WRITTEN INSTRUCTION:
Return the records word for word. Any pictures in them are not part of the copy.

DATA LINES:
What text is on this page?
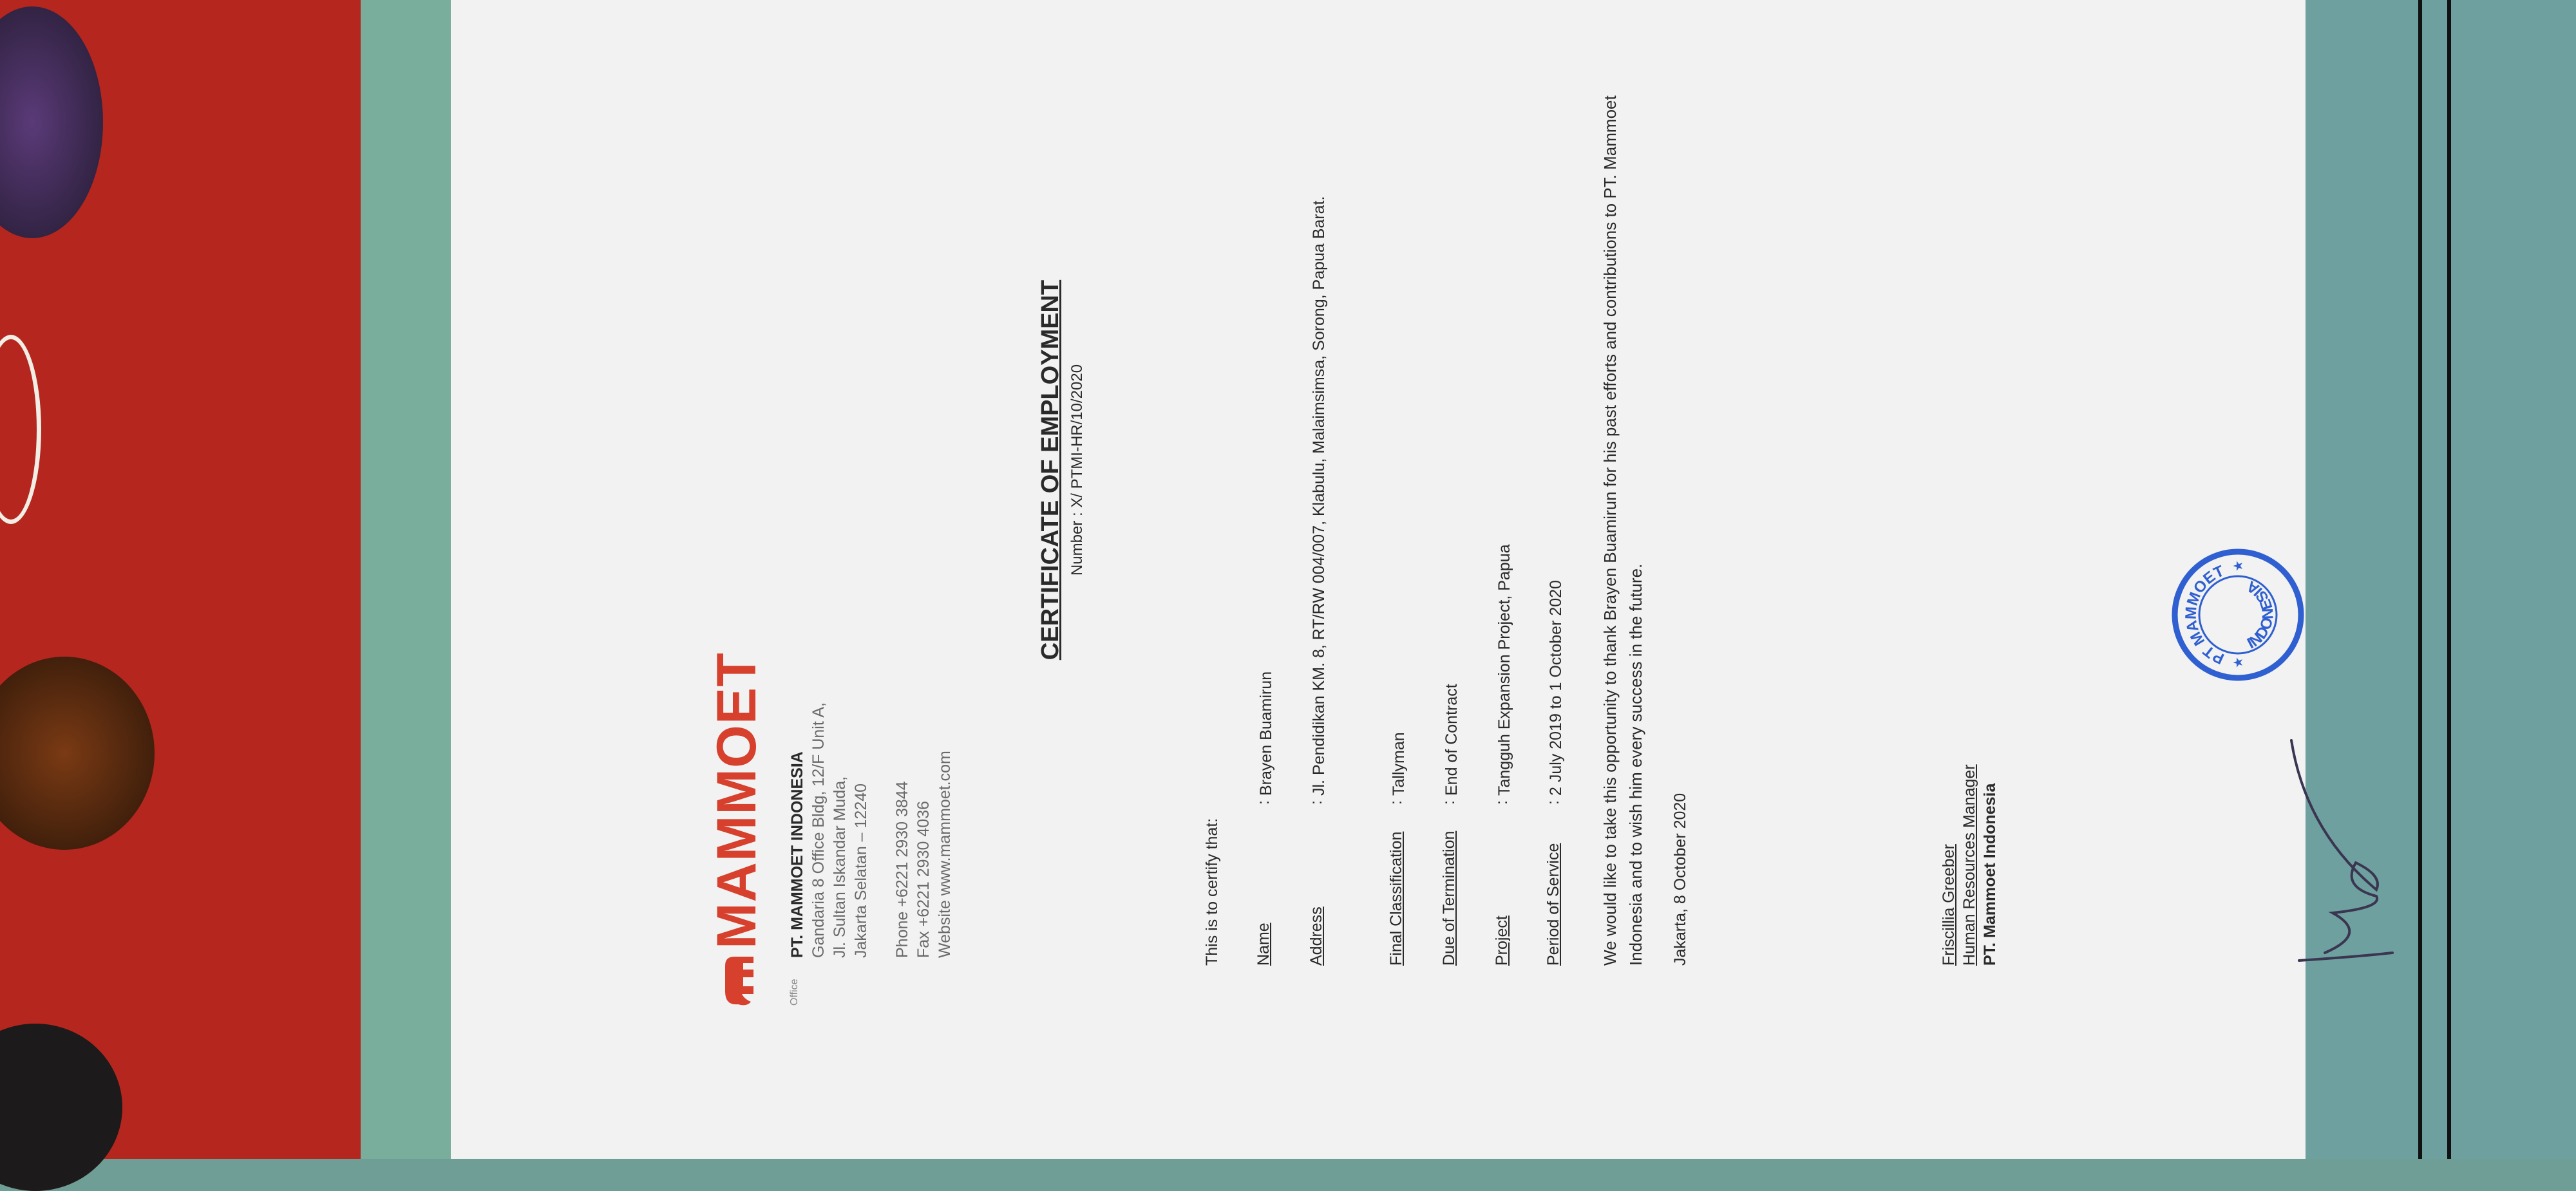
MAMMOET
Office
PT. MAMMOET INDONESIA Gandaria 8 Office Bldg, 12/F Unit A, Jl. Sultan Iskandar Muda, Jakarta Selatan – 12240 Phone +6221 2930 3844 Fax +6221 2930 4036 Website www.mammoet.com
CERTIFICATE OF EMPLOYMENT Number : X/ PTMI-HR/10/2020
This is to certify that: Name
:
Brayen Buamirun
Address
:
Jl. Pendidikan KM. 8, RT/RW 004/007, Klabulu, Malaimsimsa, Sorong, Papua Barat.
Final Classification
:
Tallyman
Due of Termination
:
End of Contract
Project
:
Tangguh Expansion Project, Papua
Period of Service
:
2 July 2019 to 1 October 2020 We would like to take this opportunity to thank Brayen Buamirun for his past efforts and contributions to PT. Mammoet Indonesia and to wish him every success in the future. Jakarta, 8 October 2020
PT MAMMOET
INDONESIA
★
★
Friscillia Greeber Human Resources Manager PT. Mammoet Indonesia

REPLY TO THE TASK:
What text is on this page?
MAMMOET
Office
PT. MAMMOET INDONESIA Gandaria 8 Office Bldg, 12/F Unit A, Jl. Sultan Iskandar Muda, Jakarta Selatan – 12240 Phone +6221 2930 3844 Fax +6221 2930 4036 Website www.mammoet.com
CERTIFICATE OF EMPLOYMENT Number : X/ PTMI-HR/10/2020
This is to certify that: Name
:
Brayen Buamirun
Address
:
Jl. Pendidikan KM. 8, RT/RW 004/007, Klabulu, Malaimsimsa, Sorong, Papua Barat.
Final Classification
:
Tallyman
Due of Termination
:
End of Contract
Project
:
Tangguh Expansion Project, Papua
Period of Service
:
2 July 2019 to 1 October 2020 We would like to take this opportunity to thank Brayen Buamirun for his past efforts and contributions to PT. Mammoet Indonesia and to wish him every success in the future. Jakarta, 8 October 2020
PT MAMMOET
INDONESIA
★
★
Friscillia Greeber Human Resources Manager PT. Mammoet Indonesia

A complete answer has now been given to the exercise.